Transcribe all the records with complete accuracy.

[RECORDED DATA]
::::::::
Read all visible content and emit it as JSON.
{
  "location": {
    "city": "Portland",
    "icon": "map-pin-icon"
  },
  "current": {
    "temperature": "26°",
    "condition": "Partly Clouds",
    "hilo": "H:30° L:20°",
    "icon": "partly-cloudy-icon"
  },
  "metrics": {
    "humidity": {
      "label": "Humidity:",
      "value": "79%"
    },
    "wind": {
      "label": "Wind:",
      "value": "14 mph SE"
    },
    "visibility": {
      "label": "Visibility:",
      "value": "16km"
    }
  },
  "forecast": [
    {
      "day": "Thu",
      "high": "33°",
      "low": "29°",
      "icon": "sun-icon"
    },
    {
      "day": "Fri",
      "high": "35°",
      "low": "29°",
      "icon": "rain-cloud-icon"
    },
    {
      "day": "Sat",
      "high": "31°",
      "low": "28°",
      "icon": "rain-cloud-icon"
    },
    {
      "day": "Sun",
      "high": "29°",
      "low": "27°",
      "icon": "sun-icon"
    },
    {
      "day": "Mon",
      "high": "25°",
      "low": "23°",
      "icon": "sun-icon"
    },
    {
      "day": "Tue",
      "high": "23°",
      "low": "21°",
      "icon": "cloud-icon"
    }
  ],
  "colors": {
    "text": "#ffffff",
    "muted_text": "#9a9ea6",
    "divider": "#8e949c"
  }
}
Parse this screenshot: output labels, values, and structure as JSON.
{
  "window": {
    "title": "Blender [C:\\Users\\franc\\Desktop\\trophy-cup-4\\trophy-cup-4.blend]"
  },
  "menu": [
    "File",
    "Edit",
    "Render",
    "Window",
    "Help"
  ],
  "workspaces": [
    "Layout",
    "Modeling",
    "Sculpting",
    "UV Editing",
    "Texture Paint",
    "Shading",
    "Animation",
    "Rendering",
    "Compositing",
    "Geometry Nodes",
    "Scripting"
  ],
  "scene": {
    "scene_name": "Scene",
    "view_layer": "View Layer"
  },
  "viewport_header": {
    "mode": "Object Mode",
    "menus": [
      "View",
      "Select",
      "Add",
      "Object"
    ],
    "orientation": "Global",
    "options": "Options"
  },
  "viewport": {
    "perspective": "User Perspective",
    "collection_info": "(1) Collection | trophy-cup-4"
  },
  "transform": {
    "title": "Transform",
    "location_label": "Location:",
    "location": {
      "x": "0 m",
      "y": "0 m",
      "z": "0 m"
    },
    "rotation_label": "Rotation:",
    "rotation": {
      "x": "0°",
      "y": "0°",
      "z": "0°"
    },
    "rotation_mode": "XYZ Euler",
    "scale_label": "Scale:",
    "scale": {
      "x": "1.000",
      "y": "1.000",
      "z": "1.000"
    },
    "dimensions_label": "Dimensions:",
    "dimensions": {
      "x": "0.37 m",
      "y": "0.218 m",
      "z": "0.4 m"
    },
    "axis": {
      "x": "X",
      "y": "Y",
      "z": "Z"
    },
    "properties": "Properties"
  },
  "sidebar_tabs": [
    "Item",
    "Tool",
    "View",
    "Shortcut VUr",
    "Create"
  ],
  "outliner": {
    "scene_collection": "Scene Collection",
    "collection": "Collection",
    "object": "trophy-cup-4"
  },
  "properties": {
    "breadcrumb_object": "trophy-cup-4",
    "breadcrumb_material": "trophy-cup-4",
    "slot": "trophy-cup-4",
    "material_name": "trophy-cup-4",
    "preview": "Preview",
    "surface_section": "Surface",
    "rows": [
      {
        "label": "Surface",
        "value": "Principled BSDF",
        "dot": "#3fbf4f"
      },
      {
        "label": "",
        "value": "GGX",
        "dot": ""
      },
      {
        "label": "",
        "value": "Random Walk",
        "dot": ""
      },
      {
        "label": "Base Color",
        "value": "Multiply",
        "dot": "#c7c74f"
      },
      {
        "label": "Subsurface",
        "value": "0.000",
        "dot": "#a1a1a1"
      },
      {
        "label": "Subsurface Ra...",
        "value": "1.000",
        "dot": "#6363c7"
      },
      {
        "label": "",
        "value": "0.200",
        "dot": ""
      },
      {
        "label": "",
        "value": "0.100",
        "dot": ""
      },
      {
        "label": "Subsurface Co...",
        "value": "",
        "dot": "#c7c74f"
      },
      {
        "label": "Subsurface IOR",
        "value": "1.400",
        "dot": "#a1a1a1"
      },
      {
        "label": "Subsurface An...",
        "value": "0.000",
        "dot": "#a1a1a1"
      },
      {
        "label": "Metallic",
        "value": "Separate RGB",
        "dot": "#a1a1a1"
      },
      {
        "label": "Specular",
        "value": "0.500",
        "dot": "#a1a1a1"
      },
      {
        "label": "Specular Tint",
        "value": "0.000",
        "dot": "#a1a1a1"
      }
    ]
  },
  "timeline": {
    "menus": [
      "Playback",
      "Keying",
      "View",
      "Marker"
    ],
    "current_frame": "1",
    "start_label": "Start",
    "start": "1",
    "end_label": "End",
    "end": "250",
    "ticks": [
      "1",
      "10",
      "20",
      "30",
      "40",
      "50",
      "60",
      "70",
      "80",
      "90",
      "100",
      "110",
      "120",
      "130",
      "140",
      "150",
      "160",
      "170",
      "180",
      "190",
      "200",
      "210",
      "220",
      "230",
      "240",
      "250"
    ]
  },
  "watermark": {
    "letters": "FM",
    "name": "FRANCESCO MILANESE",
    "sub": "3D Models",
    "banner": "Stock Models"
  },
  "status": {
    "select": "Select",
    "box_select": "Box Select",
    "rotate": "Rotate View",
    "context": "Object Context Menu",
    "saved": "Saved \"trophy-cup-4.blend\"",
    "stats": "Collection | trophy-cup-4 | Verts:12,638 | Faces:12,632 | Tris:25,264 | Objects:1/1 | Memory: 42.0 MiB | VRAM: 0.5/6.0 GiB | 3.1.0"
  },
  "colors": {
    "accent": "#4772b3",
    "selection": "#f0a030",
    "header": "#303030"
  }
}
::::::::
[TASK RESULT]
Read all visible content and emit it as JSON.
{
  "location": {
    "city": "Portland",
    "icon": "map-pin-icon"
  },
  "current": {
    "temperature": "26°",
    "condition": "Partly Clouds",
    "hilo": "H:30° L:20°",
    "icon": "partly-cloudy-icon"
  },
  "metrics": {
    "humidity": {
      "label": "Humidity:",
      "value": "79%"
    },
    "wind": {
      "label": "Wind:",
      "value": "14 mph SE"
    },
    "visibility": {
      "label": "Visibility:",
      "value": "16km"
    }
  },
  "forecast": [
    {
      "day": "Thu",
      "high": "33°",
      "low": "29°",
      "icon": "sun-icon"
    },
    {
      "day": "Fri",
      "high": "35°",
      "low": "29°",
      "icon": "rain-cloud-icon"
    },
    {
      "day": "Sat",
      "high": "31°",
      "low": "28°",
      "icon": "rain-cloud-icon"
    },
    {
      "day": "Sun",
      "high": "29°",
      "low": "27°",
      "icon": "sun-icon"
    },
    {
      "day": "Mon",
      "high": "25°",
      "low": "23°",
      "icon": "sun-icon"
    },
    {
      "day": "Tue",
      "high": "23°",
      "low": "21°",
      "icon": "cloud-icon"
    }
  ],
  "colors": {
    "text": "#ffffff",
    "muted_text": "#9a9ea6",
    "divider": "#8e949c"
  }
}
Parse this screenshot: output labels, values, and structure as JSON.
{
  "window": {
    "title": "Blender [C:\\Users\\franc\\Desktop\\trophy-cup-4\\trophy-cup-4.blend]"
  },
  "menu": [
    "File",
    "Edit",
    "Render",
    "Window",
    "Help"
  ],
  "workspaces": [
    "Layout",
    "Modeling",
    "Sculpting",
    "UV Editing",
    "Texture Paint",
    "Shading",
    "Animation",
    "Rendering",
    "Compositing",
    "Geometry Nodes",
    "Scripting"
  ],
  "scene": {
    "scene_name": "Scene",
    "view_layer": "View Layer"
  },
  "viewport_header": {
    "mode": "Object Mode",
    "menus": [
      "View",
      "Select",
      "Add",
      "Object"
    ],
    "orientation": "Global",
    "options": "Options"
  },
  "viewport": {
    "perspective": "User Perspective",
    "collection_info": "(1) Collection | trophy-cup-4"
  },
  "transform": {
    "title": "Transform",
    "location_label": "Location:",
    "location": {
      "x": "0 m",
      "y": "0 m",
      "z": "0 m"
    },
    "rotation_label": "Rotation:",
    "rotation": {
      "x": "0°",
      "y": "0°",
      "z": "0°"
    },
    "rotation_mode": "XYZ Euler",
    "scale_label": "Scale:",
    "scale": {
      "x": "1.000",
      "y": "1.000",
      "z": "1.000"
    },
    "dimensions_label": "Dimensions:",
    "dimensions": {
      "x": "0.37 m",
      "y": "0.218 m",
      "z": "0.4 m"
    },
    "axis": {
      "x": "X",
      "y": "Y",
      "z": "Z"
    },
    "properties": "Properties"
  },
  "sidebar_tabs": [
    "Item",
    "Tool",
    "View",
    "Shortcut VUr",
    "Create"
  ],
  "outliner": {
    "scene_collection": "Scene Collection",
    "collection": "Collection",
    "object": "trophy-cup-4"
  },
  "properties": {
    "breadcrumb_object": "trophy-cup-4",
    "breadcrumb_material": "trophy-cup-4",
    "slot": "trophy-cup-4",
    "material_name": "trophy-cup-4",
    "preview": "Preview",
    "surface_section": "Surface",
    "rows": [
      {
        "label": "Surface",
        "value": "Principled BSDF",
        "dot": "#3fbf4f"
      },
      {
        "label": "",
        "value": "GGX",
        "dot": ""
      },
      {
        "label": "",
        "value": "Random Walk",
        "dot": ""
      },
      {
        "label": "Base Color",
        "value": "Multiply",
        "dot": "#c7c74f"
      },
      {
        "label": "Subsurface",
        "value": "0.000",
        "dot": "#a1a1a1"
      },
      {
        "label": "Subsurface Ra...",
        "value": "1.000",
        "dot": "#6363c7"
      },
      {
        "label": "",
        "value": "0.200",
        "dot": ""
      },
      {
        "label": "",
        "value": "0.100",
        "dot": ""
      },
      {
        "label": "Subsurface Co...",
        "value": "",
        "dot": "#c7c74f"
      },
      {
        "label": "Subsurface IOR",
        "value": "1.400",
        "dot": "#a1a1a1"
      },
      {
        "label": "Subsurface An...",
        "value": "0.000",
        "dot": "#a1a1a1"
      },
      {
        "label": "Metallic",
        "value": "Separate RGB",
        "dot": "#a1a1a1"
      },
      {
        "label": "Specular",
        "value": "0.500",
        "dot": "#a1a1a1"
      },
      {
        "label": "Specular Tint",
        "value": "0.000",
        "dot": "#a1a1a1"
      }
    ]
  },
  "timeline": {
    "menus": [
      "Playback",
      "Keying",
      "View",
      "Marker"
    ],
    "current_frame": "1",
    "start_label": "Start",
    "start": "1",
    "end_label": "End",
    "end": "250",
    "ticks": [
      "1",
      "10",
      "20",
      "30",
      "40",
      "50",
      "60",
      "70",
      "80",
      "90",
      "100",
      "110",
      "120",
      "130",
      "140",
      "150",
      "160",
      "170",
      "180",
      "190",
      "200",
      "210",
      "220",
      "230",
      "240",
      "250"
    ]
  },
  "watermark": {
    "letters": "FM",
    "name": "FRANCESCO MILANESE",
    "sub": "3D Models",
    "banner": "Stock Models"
  },
  "status": {
    "select": "Select",
    "box_select": "Box Select",
    "rotate": "Rotate View",
    "context": "Object Context Menu",
    "saved": "Saved \"trophy-cup-4.blend\"",
    "stats": "Collection | trophy-cup-4 | Verts:12,638 | Faces:12,632 | Tris:25,264 | Objects:1/1 | Memory: 42.0 MiB | VRAM: 0.5/6.0 GiB | 3.1.0"
  },
  "colors": {
    "accent": "#4772b3",
    "selection": "#f0a030",
    "header": "#303030"
  }
}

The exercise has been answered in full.